▼

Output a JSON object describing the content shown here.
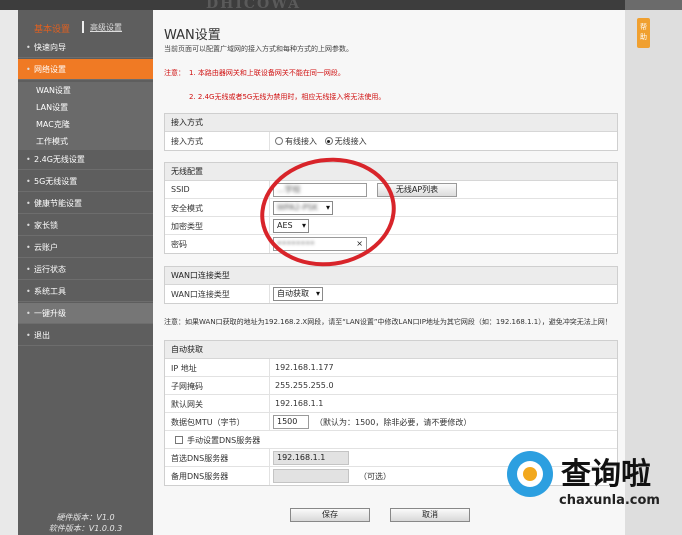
{
  "app": {
    "logo": "DHICOWA"
  },
  "help_tab": "帮助",
  "sidebar": {
    "header_primary": "基本设置",
    "header_secondary": "高级设置",
    "menu": [
      {
        "label": "快速向导"
      },
      {
        "label": "网络设置"
      },
      {
        "label": "2.4G无线设置"
      },
      {
        "label": "5G无线设置"
      },
      {
        "label": "健康节能设置"
      },
      {
        "label": "家长锁"
      },
      {
        "label": "云账户"
      },
      {
        "label": "运行状态"
      },
      {
        "label": "系统工具"
      },
      {
        "label": "一键升级"
      },
      {
        "label": "退出"
      }
    ],
    "submenu": [
      "WAN设置",
      "LAN设置",
      "MAC克隆",
      "工作模式"
    ],
    "hardware_version": "硬件版本：V1.0",
    "software_version": "软件版本：V1.0.0.3"
  },
  "page": {
    "title": "WAN设置",
    "description": "当前页面可以配置广域网的接入方式和每种方式的上网参数。",
    "note_label": "注意：",
    "note_line1": "1. 本路由器网关和上联设备网关不能在同一网段。",
    "note_line2": "2. 2.4G无线或者5G无线为禁用时，相应无线接入将无法使用。"
  },
  "access": {
    "header": "接入方式",
    "label": "接入方式",
    "options": [
      {
        "label": "有线接入",
        "selected": false
      },
      {
        "label": "无线接入",
        "selected": true
      }
    ]
  },
  "wireless": {
    "header": "无线配置",
    "ssid_label": "SSID",
    "ssid_value": "...学校",
    "ap_list_button": "无线AP列表",
    "security_label": "安全模式",
    "security_value": "WPA2-PSK",
    "encrypt_label": "加密类型",
    "encrypt_value": "AES",
    "password_label": "密码",
    "password_value": "••••••••",
    "clear_icon": "×"
  },
  "wan_type": {
    "header": "WAN口连接类型",
    "label": "WAN口连接类型",
    "value": "自动获取",
    "note": "注意：如果WAN口获取的地址为192.168.2.X网段，请至“LAN设置”中修改LAN口IP地址为其它网段（如：192.168.1.1），避免冲突无法上网！"
  },
  "auto": {
    "header": "自动获取",
    "ip_label": "IP 地址",
    "ip_value": "192.168.1.177",
    "mask_label": "子网掩码",
    "mask_value": "255.255.255.0",
    "gateway_label": "默认网关",
    "gateway_value": "192.168.1.1",
    "mtu_label": "数据包MTU（字节）",
    "mtu_value": "1500",
    "mtu_hint": "（默认为：1500，除非必要，请不要修改）",
    "manual_dns_label": "手动设置DNS服务器",
    "dns1_label": "首选DNS服务器",
    "dns1_value": "192.168.1.1",
    "dns2_label": "备用DNS服务器",
    "dns2_value": "",
    "dns2_hint": "（可选）"
  },
  "actions": {
    "save": "保存",
    "cancel": "取消"
  },
  "watermark": {
    "text": "查询啦",
    "url": "chaxunla.com"
  },
  "colors": {
    "accent": "#f07a24",
    "annotation_circle": "#d8242a",
    "note_red": "#d01010"
  }
}
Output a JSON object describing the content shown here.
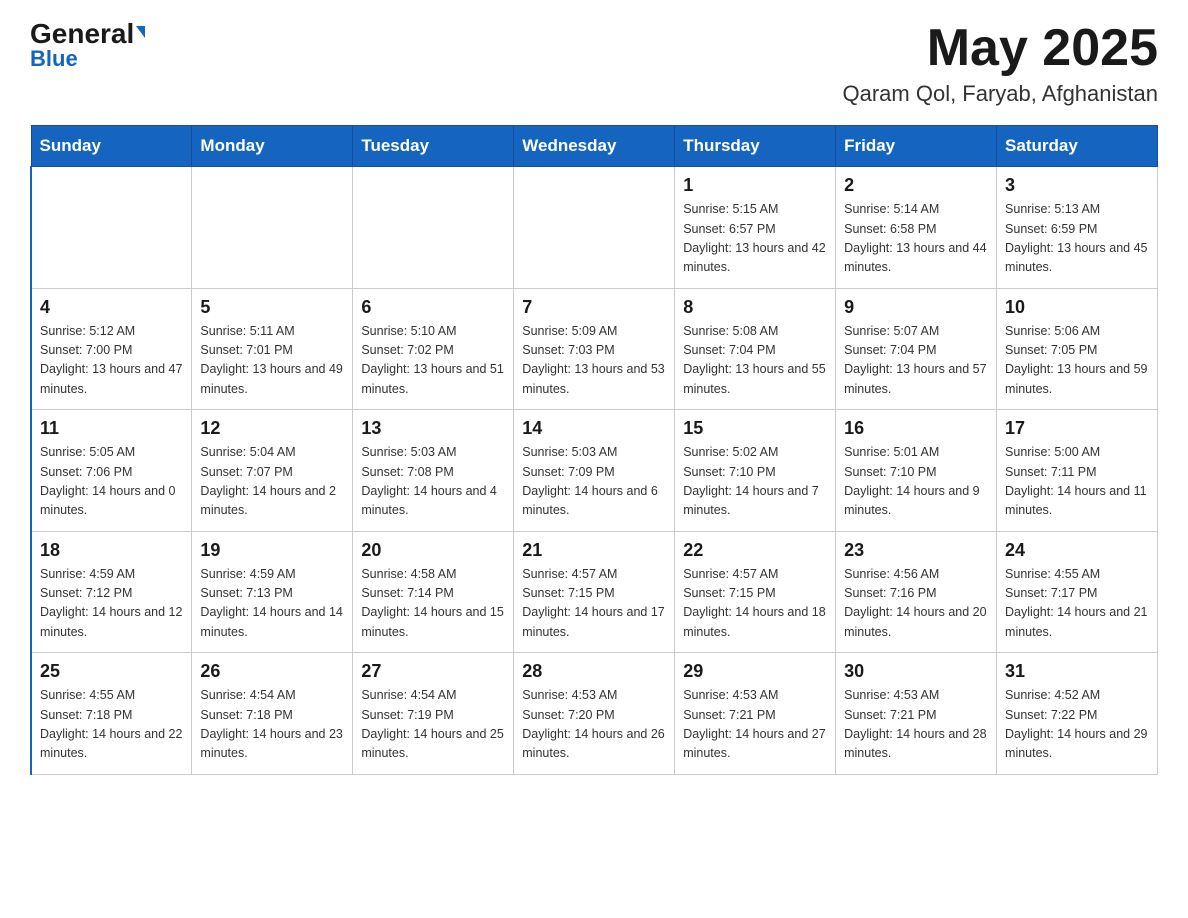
{
  "header": {
    "logo_general": "General",
    "logo_blue": "Blue",
    "month_year": "May 2025",
    "location": "Qaram Qol, Faryab, Afghanistan"
  },
  "days_of_week": [
    "Sunday",
    "Monday",
    "Tuesday",
    "Wednesday",
    "Thursday",
    "Friday",
    "Saturday"
  ],
  "weeks": [
    [
      {
        "day": "",
        "info": ""
      },
      {
        "day": "",
        "info": ""
      },
      {
        "day": "",
        "info": ""
      },
      {
        "day": "",
        "info": ""
      },
      {
        "day": "1",
        "info": "Sunrise: 5:15 AM\nSunset: 6:57 PM\nDaylight: 13 hours and 42 minutes."
      },
      {
        "day": "2",
        "info": "Sunrise: 5:14 AM\nSunset: 6:58 PM\nDaylight: 13 hours and 44 minutes."
      },
      {
        "day": "3",
        "info": "Sunrise: 5:13 AM\nSunset: 6:59 PM\nDaylight: 13 hours and 45 minutes."
      }
    ],
    [
      {
        "day": "4",
        "info": "Sunrise: 5:12 AM\nSunset: 7:00 PM\nDaylight: 13 hours and 47 minutes."
      },
      {
        "day": "5",
        "info": "Sunrise: 5:11 AM\nSunset: 7:01 PM\nDaylight: 13 hours and 49 minutes."
      },
      {
        "day": "6",
        "info": "Sunrise: 5:10 AM\nSunset: 7:02 PM\nDaylight: 13 hours and 51 minutes."
      },
      {
        "day": "7",
        "info": "Sunrise: 5:09 AM\nSunset: 7:03 PM\nDaylight: 13 hours and 53 minutes."
      },
      {
        "day": "8",
        "info": "Sunrise: 5:08 AM\nSunset: 7:04 PM\nDaylight: 13 hours and 55 minutes."
      },
      {
        "day": "9",
        "info": "Sunrise: 5:07 AM\nSunset: 7:04 PM\nDaylight: 13 hours and 57 minutes."
      },
      {
        "day": "10",
        "info": "Sunrise: 5:06 AM\nSunset: 7:05 PM\nDaylight: 13 hours and 59 minutes."
      }
    ],
    [
      {
        "day": "11",
        "info": "Sunrise: 5:05 AM\nSunset: 7:06 PM\nDaylight: 14 hours and 0 minutes."
      },
      {
        "day": "12",
        "info": "Sunrise: 5:04 AM\nSunset: 7:07 PM\nDaylight: 14 hours and 2 minutes."
      },
      {
        "day": "13",
        "info": "Sunrise: 5:03 AM\nSunset: 7:08 PM\nDaylight: 14 hours and 4 minutes."
      },
      {
        "day": "14",
        "info": "Sunrise: 5:03 AM\nSunset: 7:09 PM\nDaylight: 14 hours and 6 minutes."
      },
      {
        "day": "15",
        "info": "Sunrise: 5:02 AM\nSunset: 7:10 PM\nDaylight: 14 hours and 7 minutes."
      },
      {
        "day": "16",
        "info": "Sunrise: 5:01 AM\nSunset: 7:10 PM\nDaylight: 14 hours and 9 minutes."
      },
      {
        "day": "17",
        "info": "Sunrise: 5:00 AM\nSunset: 7:11 PM\nDaylight: 14 hours and 11 minutes."
      }
    ],
    [
      {
        "day": "18",
        "info": "Sunrise: 4:59 AM\nSunset: 7:12 PM\nDaylight: 14 hours and 12 minutes."
      },
      {
        "day": "19",
        "info": "Sunrise: 4:59 AM\nSunset: 7:13 PM\nDaylight: 14 hours and 14 minutes."
      },
      {
        "day": "20",
        "info": "Sunrise: 4:58 AM\nSunset: 7:14 PM\nDaylight: 14 hours and 15 minutes."
      },
      {
        "day": "21",
        "info": "Sunrise: 4:57 AM\nSunset: 7:15 PM\nDaylight: 14 hours and 17 minutes."
      },
      {
        "day": "22",
        "info": "Sunrise: 4:57 AM\nSunset: 7:15 PM\nDaylight: 14 hours and 18 minutes."
      },
      {
        "day": "23",
        "info": "Sunrise: 4:56 AM\nSunset: 7:16 PM\nDaylight: 14 hours and 20 minutes."
      },
      {
        "day": "24",
        "info": "Sunrise: 4:55 AM\nSunset: 7:17 PM\nDaylight: 14 hours and 21 minutes."
      }
    ],
    [
      {
        "day": "25",
        "info": "Sunrise: 4:55 AM\nSunset: 7:18 PM\nDaylight: 14 hours and 22 minutes."
      },
      {
        "day": "26",
        "info": "Sunrise: 4:54 AM\nSunset: 7:18 PM\nDaylight: 14 hours and 23 minutes."
      },
      {
        "day": "27",
        "info": "Sunrise: 4:54 AM\nSunset: 7:19 PM\nDaylight: 14 hours and 25 minutes."
      },
      {
        "day": "28",
        "info": "Sunrise: 4:53 AM\nSunset: 7:20 PM\nDaylight: 14 hours and 26 minutes."
      },
      {
        "day": "29",
        "info": "Sunrise: 4:53 AM\nSunset: 7:21 PM\nDaylight: 14 hours and 27 minutes."
      },
      {
        "day": "30",
        "info": "Sunrise: 4:53 AM\nSunset: 7:21 PM\nDaylight: 14 hours and 28 minutes."
      },
      {
        "day": "31",
        "info": "Sunrise: 4:52 AM\nSunset: 7:22 PM\nDaylight: 14 hours and 29 minutes."
      }
    ]
  ]
}
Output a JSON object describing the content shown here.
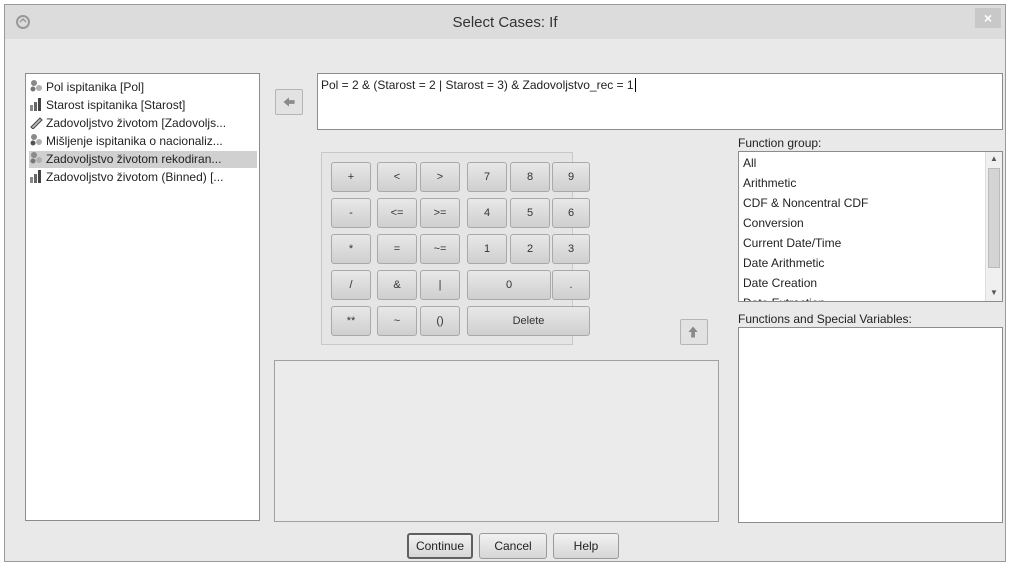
{
  "title": "Select Cases: If",
  "variables": [
    {
      "label": "Pol ispitanika [Pol]",
      "icon": "nominal-variable-icon",
      "selected": false
    },
    {
      "label": "Starost ispitanika [Starost]",
      "icon": "ordinal-variable-icon",
      "selected": false
    },
    {
      "label": "Zadovoljstvo životom [Zadovoljs...",
      "icon": "scale-variable-icon",
      "selected": false
    },
    {
      "label": "Mišljenje ispitanika o nacionaliz...",
      "icon": "nominal-variable-icon",
      "selected": false
    },
    {
      "label": "Zadovoljstvo životom rekodiran...",
      "icon": "nominal-variable-icon",
      "selected": true
    },
    {
      "label": "Zadovoljstvo životom (Binned) [...",
      "icon": "ordinal-variable-icon",
      "selected": false
    }
  ],
  "expression": "Pol = 2 & (Starost = 2 | Starost = 3) & Zadovoljstvo_rec = 1",
  "keypad": {
    "keys": [
      "+",
      "<",
      ">",
      "7",
      "8",
      "9",
      "-",
      "<=",
      ">=",
      "4",
      "5",
      "6",
      "*",
      "=",
      "~=",
      "1",
      "2",
      "3",
      "/",
      "&",
      "|",
      "0",
      ".",
      "**",
      "~",
      "()",
      "Delete"
    ]
  },
  "function_group": {
    "label": "Function group:",
    "items": [
      "All",
      "Arithmetic",
      "CDF & Noncentral CDF",
      "Conversion",
      "Current Date/Time",
      "Date Arithmetic",
      "Date Creation",
      "Date Extraction"
    ]
  },
  "functions_label": "Functions and Special Variables:",
  "buttons": {
    "continue": "Continue",
    "cancel": "Cancel",
    "help": "Help"
  },
  "close_glyph": "×"
}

▲

### Your objective
Of all the lines in the material above, how many contain the word "životom"? Give only the count.

### Exercise answer
3